==== DATA LINES

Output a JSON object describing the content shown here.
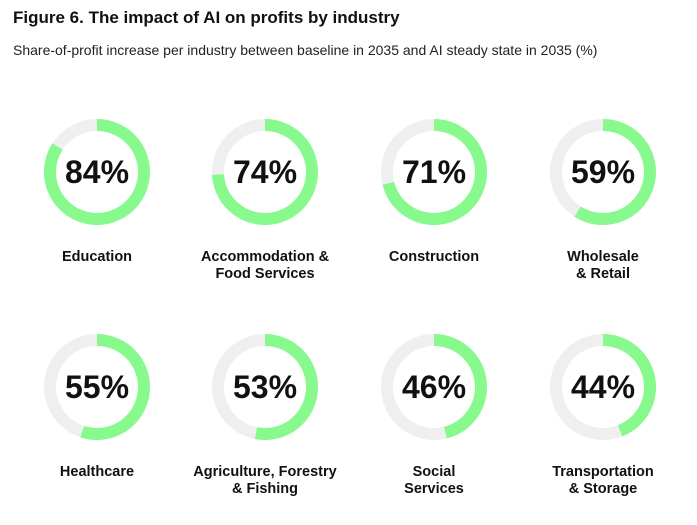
{
  "chart_data": {
    "type": "donut",
    "title": "Figure 6. The impact of AI on profits by industry",
    "subtitle": "Share-of-profit increase per industry between baseline in 2035 and AI steady state in 2035 (%)",
    "categories": [
      "Education",
      "Accommodation & Food Services",
      "Construction",
      "Wholesale & Retail",
      "Healthcare",
      "Agriculture, Forestry & Fishing",
      "Social Services",
      "Transportation & Storage"
    ],
    "label_lines": [
      [
        "Education"
      ],
      [
        "Accommodation &",
        "Food Services"
      ],
      [
        "Construction"
      ],
      [
        "Wholesale",
        "& Retail"
      ],
      [
        "Healthcare"
      ],
      [
        "Agriculture, Forestry",
        "& Fishing"
      ],
      [
        "Social",
        "Services"
      ],
      [
        "Transportation",
        "& Storage"
      ]
    ],
    "values": [
      84,
      74,
      71,
      59,
      55,
      53,
      46,
      44
    ],
    "value_labels": [
      "84%",
      "74%",
      "71%",
      "59%",
      "55%",
      "53%",
      "46%",
      "44%"
    ],
    "unit": "%",
    "colors": {
      "fill": "#88F98C",
      "track": "#EFEFEF"
    }
  }
}
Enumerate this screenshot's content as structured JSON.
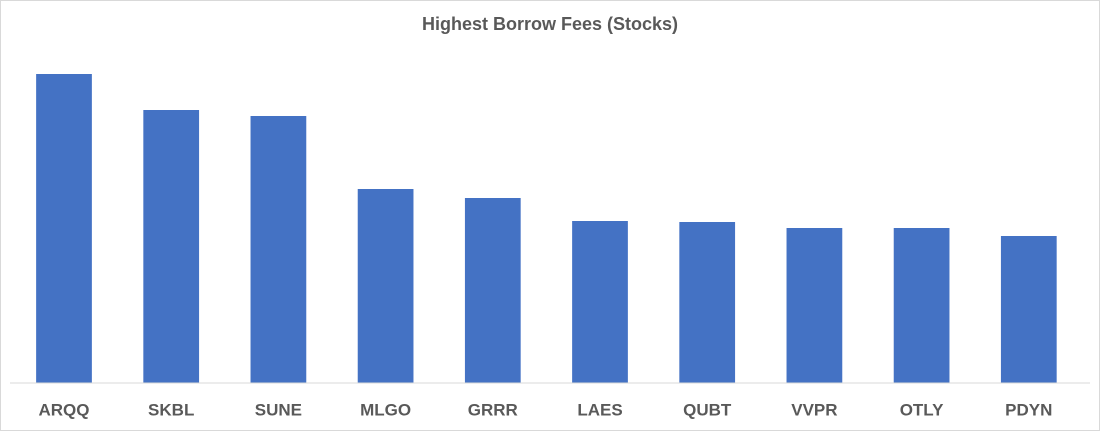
{
  "chart_data": {
    "type": "bar",
    "title": "Highest Borrow Fees (Stocks)",
    "categories": [
      "ARQQ",
      "SKBL",
      "SUNE",
      "MLGO",
      "GRRR",
      "LAES",
      "QUBT",
      "VVPR",
      "OTLY",
      "PDYN"
    ],
    "values": [
      309,
      273,
      267,
      194,
      185,
      162,
      161,
      155,
      155,
      147
    ],
    "color": "#4472c4",
    "ylim": [
      0,
      340
    ]
  }
}
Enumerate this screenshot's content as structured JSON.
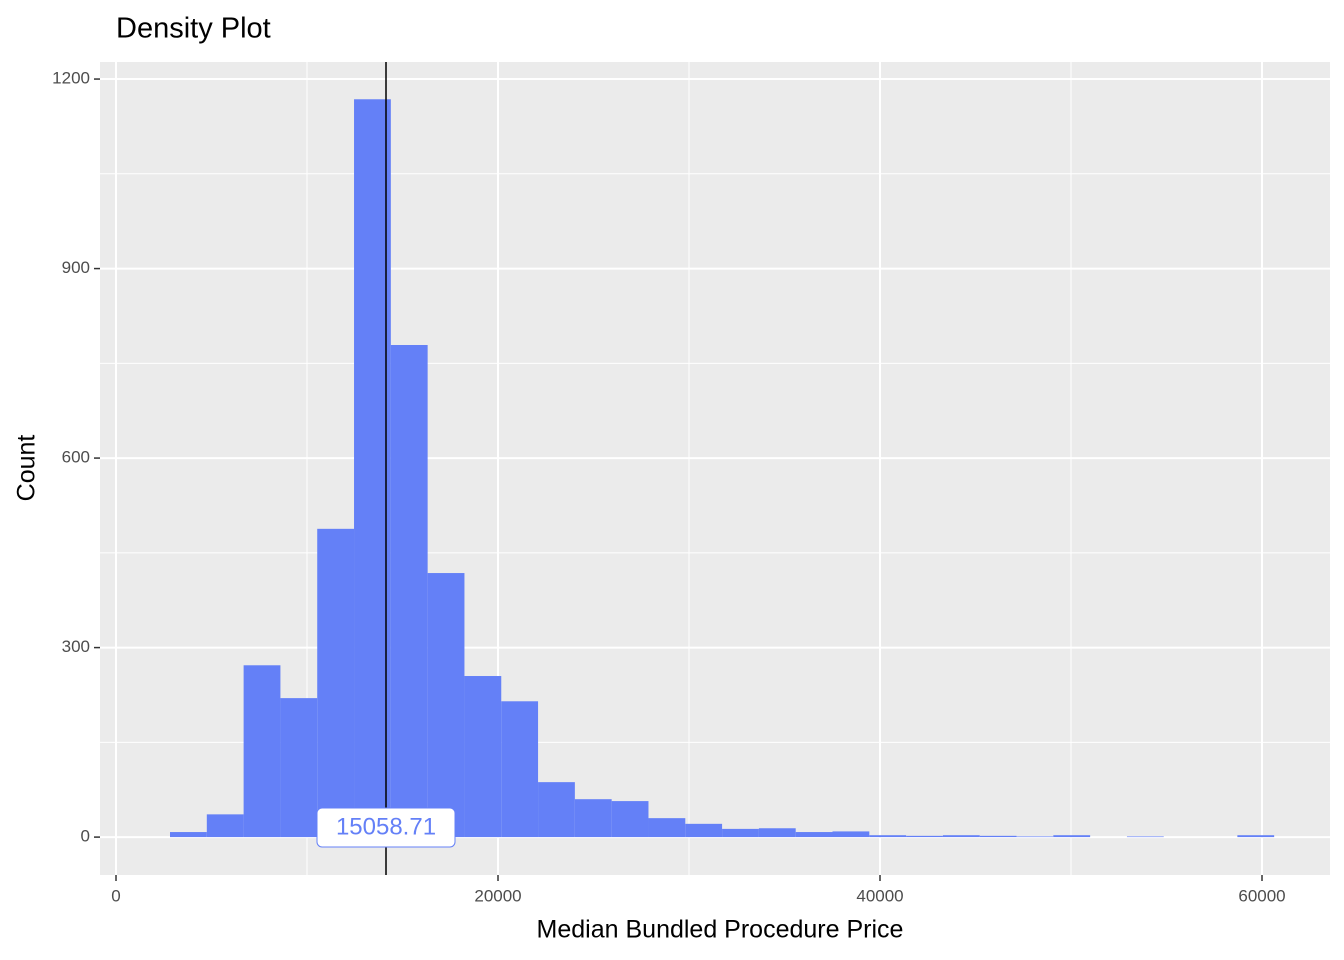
{
  "chart_data": {
    "type": "histogram",
    "title": "Density Plot",
    "x_label": "Median Bundled Procedure Price",
    "y_label": "Count",
    "bins": [
      2827,
      4754,
      6681,
      8608,
      10535,
      12462,
      14389,
      16316,
      18243,
      20170,
      22097,
      24024,
      25951,
      27878,
      29805,
      31732,
      33659,
      35586,
      37513,
      39440,
      41367,
      43294,
      45221,
      47148,
      49075,
      51002,
      52929,
      54856,
      56783,
      58710,
      60637
    ],
    "values": [
      8,
      36,
      272,
      220,
      488,
      1168,
      779,
      418,
      255,
      215,
      87,
      60,
      57,
      30,
      21,
      13,
      14,
      8,
      9,
      3,
      2,
      3,
      2,
      1,
      3,
      0,
      1,
      0,
      0,
      3
    ],
    "color": "#6480f7",
    "xlim": [
      -838,
      63560
    ],
    "ylim": [
      -60,
      1227
    ],
    "xticks": [
      0,
      20000,
      40000,
      60000
    ],
    "yticks": [
      0,
      300,
      600,
      900,
      1200
    ],
    "grid": true,
    "vline": 14136,
    "annotation": "15058.71"
  }
}
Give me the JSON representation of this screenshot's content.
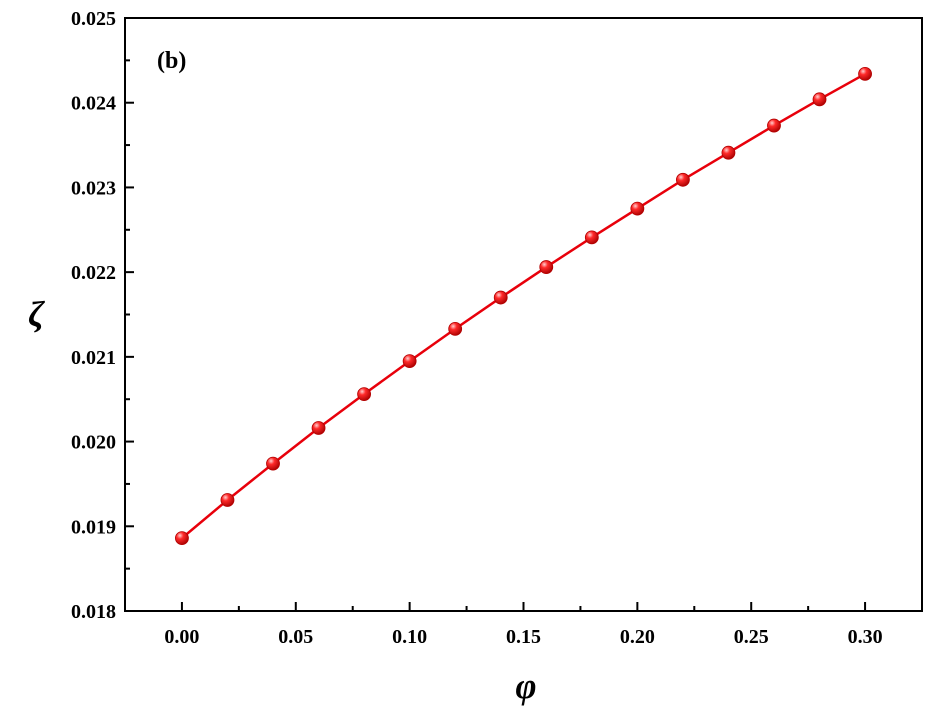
{
  "chart_data": {
    "type": "line",
    "panel_label": "(b)",
    "xlabel": "φ",
    "ylabel": "ζ",
    "xlim": [
      -0.025,
      0.325
    ],
    "ylim": [
      0.018,
      0.025
    ],
    "xticks": [
      "0.00",
      "0.05",
      "0.10",
      "0.15",
      "0.20",
      "0.25",
      "0.30"
    ],
    "yticks": [
      "0.018",
      "0.019",
      "0.020",
      "0.021",
      "0.022",
      "0.023",
      "0.024",
      "0.025"
    ],
    "grid": false,
    "colors": {
      "series": "#e8000b",
      "axes": "#000000"
    },
    "series": [
      {
        "x": [
          0.0,
          0.02,
          0.04,
          0.06,
          0.08,
          0.1,
          0.12,
          0.14,
          0.16,
          0.18,
          0.2,
          0.22,
          0.24,
          0.26,
          0.28,
          0.3
        ],
        "values": [
          0.01886,
          0.01931,
          0.01974,
          0.02016,
          0.02056,
          0.02095,
          0.02133,
          0.0217,
          0.02206,
          0.02241,
          0.02275,
          0.02309,
          0.02341,
          0.02373,
          0.02404,
          0.02434
        ]
      }
    ]
  }
}
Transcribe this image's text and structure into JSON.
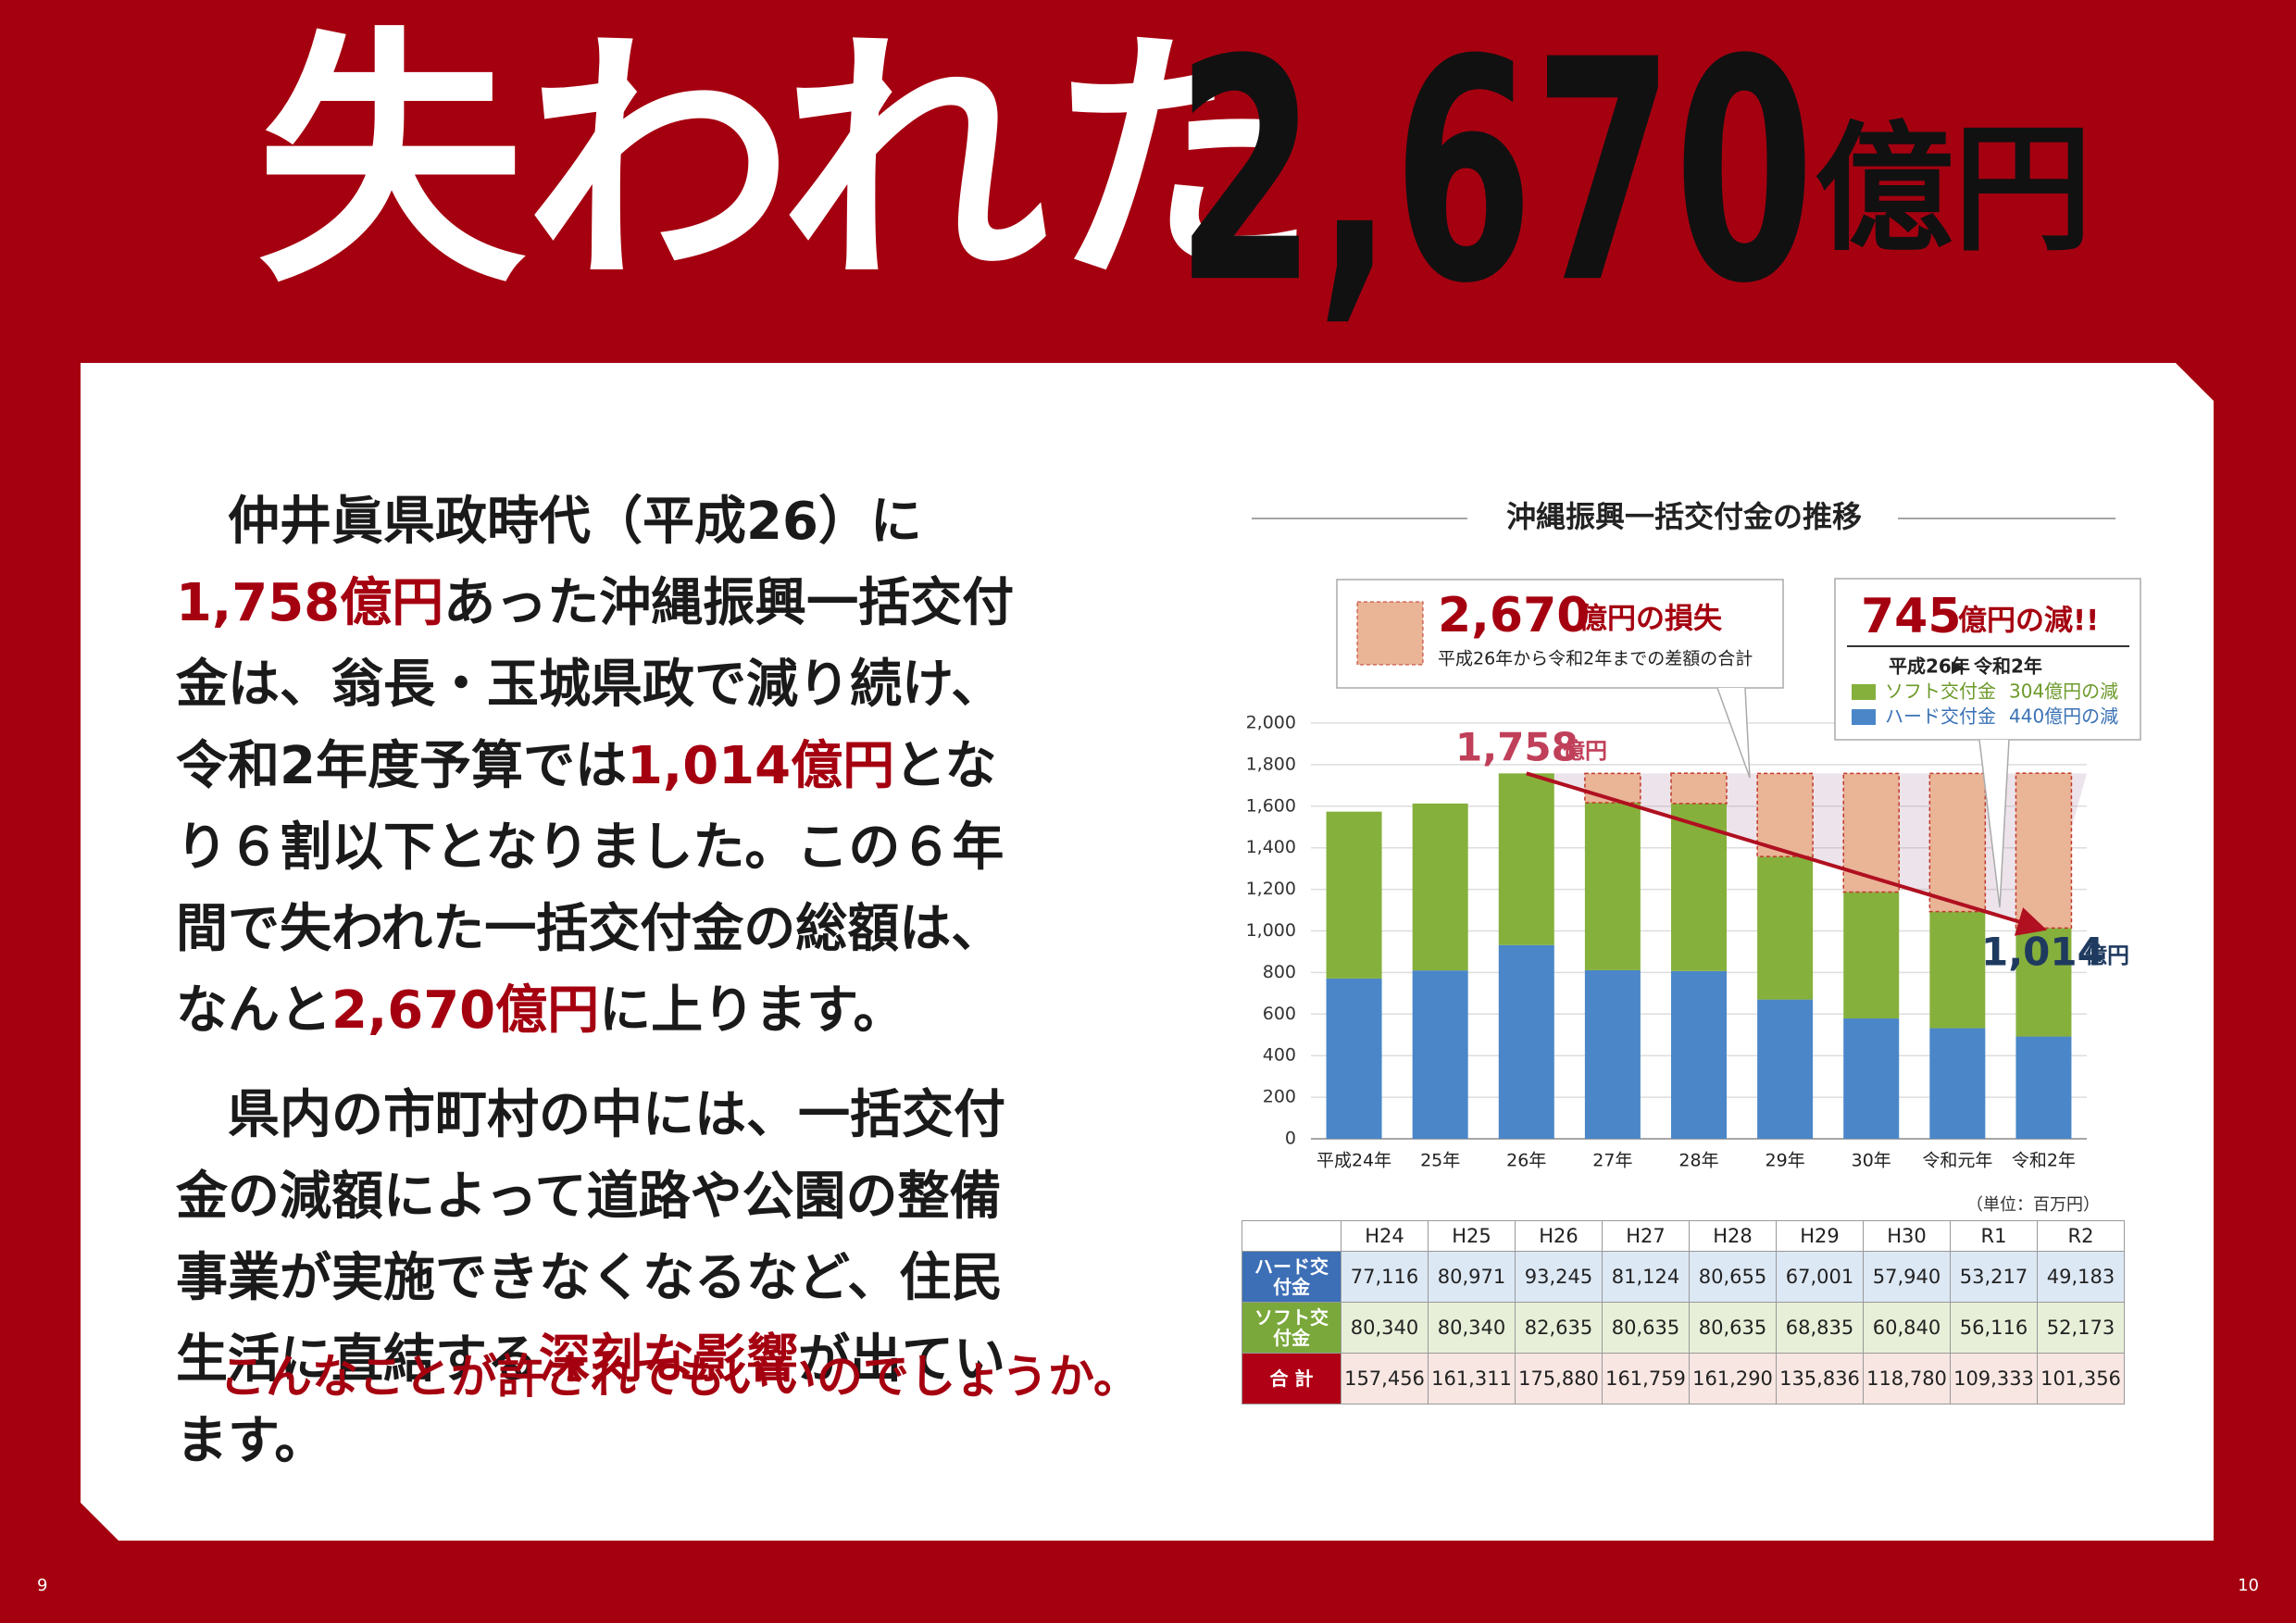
{
  "header": {
    "title_left": "失われた",
    "title_number": "2,670",
    "title_unit": "億円"
  },
  "body": {
    "paragraphs": [
      [
        "仲井眞県政時代（平成26）に",
        "1,758億円",
        "あった沖縄振興一括交付金は、翁長・玉城県政で減り続け、令和2年度予算では",
        "1,014億円",
        "となり６割以下となりました。この６年間で失われた一括交付金の総額は、なんと",
        "2,670億円",
        "に上ります。"
      ],
      [
        "県内の市町村の中には、一括交付金の減額によって道路や公園の整備事業が実施できなくなるなど、住民生活に直結する",
        "深刻な影響",
        "が出ています。"
      ]
    ],
    "closing": "こんなことが許されてもいいのでしょうか。"
  },
  "chart_data": {
    "type": "bar",
    "stacked": true,
    "title": "沖縄振興一括交付金の推移",
    "categories": [
      "平成24年",
      "25年",
      "26年",
      "27年",
      "28年",
      "29年",
      "30年",
      "令和元年",
      "令和2年"
    ],
    "series": [
      {
        "name": "ハード交付金",
        "color": "#4a86c8",
        "values": [
          771,
          810,
          932,
          811,
          807,
          670,
          579,
          532,
          492
        ]
      },
      {
        "name": "ソフト交付金",
        "color": "#86b03c",
        "values": [
          803,
          803,
          826,
          806,
          806,
          688,
          608,
          561,
          522
        ]
      },
      {
        "color": "#eab497",
        "values": [
          null,
          null,
          null,
          141,
          146,
          400,
          571,
          665,
          745
        ]
      }
    ],
    "ylim": [
      0,
      2000
    ],
    "yticks": [
      0,
      200,
      400,
      600,
      800,
      {
        "value": 1000,
        "label": "1,000"
      },
      {
        "value": 1200,
        "label": "1,200"
      },
      {
        "value": 1400,
        "label": "1,400"
      },
      {
        "value": 1600,
        "label": "1,600"
      },
      {
        "value": 1800,
        "label": "1,800"
      },
      {
        "value": 2000,
        "label": "2,000"
      }
    ],
    "grid": true,
    "annotations": {
      "start_number": "1,758",
      "start_unit": "億円",
      "end_number": "1,014",
      "end_unit": "億円"
    },
    "loss_box": {
      "number": "2,670",
      "rest": "億円の損失",
      "note": "平成26年から令和2年までの差額の合計"
    },
    "decrease_box": {
      "number": "745",
      "rest": "億円の減!!",
      "from": "平成26年",
      "to": "令和2年",
      "soft": "304億円の減",
      "hard": "440億円の減"
    }
  },
  "table": {
    "unit": "（単位：百万円）",
    "columns": [
      "H24",
      "H25",
      "H26",
      "H27",
      "H28",
      "H29",
      "H30",
      "R1",
      "R2"
    ],
    "rows": [
      {
        "label": "ハード交付金",
        "values": [
          "77,116",
          "80,971",
          "93,245",
          "81,124",
          "80,655",
          "67,001",
          "57,940",
          "53,217",
          "49,183"
        ]
      },
      {
        "label": "ソフト交付金",
        "values": [
          "80,340",
          "80,340",
          "82,635",
          "80,635",
          "80,635",
          "68,835",
          "60,840",
          "56,116",
          "52,173"
        ]
      },
      {
        "label": "合 計",
        "values": [
          "157,456",
          "161,311",
          "175,880",
          "161,759",
          "161,290",
          "135,836",
          "118,780",
          "109,333",
          "101,356"
        ]
      }
    ]
  },
  "pages": {
    "left": "9",
    "right": "10"
  }
}
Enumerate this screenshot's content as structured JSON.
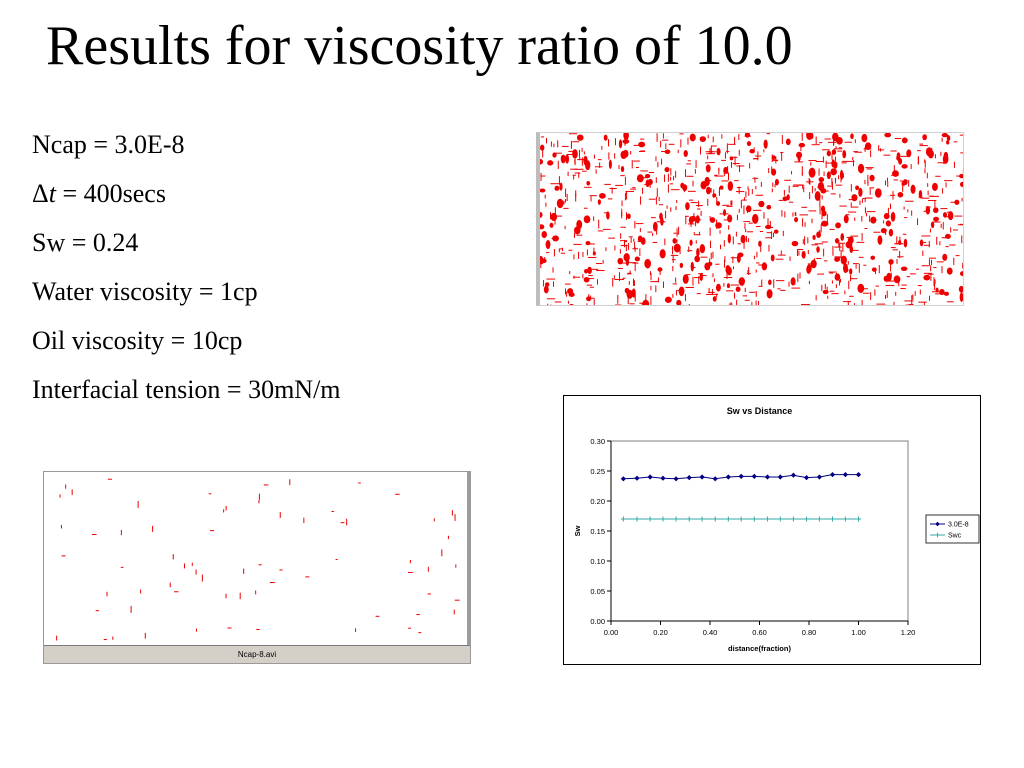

========

In the material above, find each line that contains the word "Services", and select it.

      "Accommodation & Food Services",
      "Social Services",
        "Food Services"
        "Services"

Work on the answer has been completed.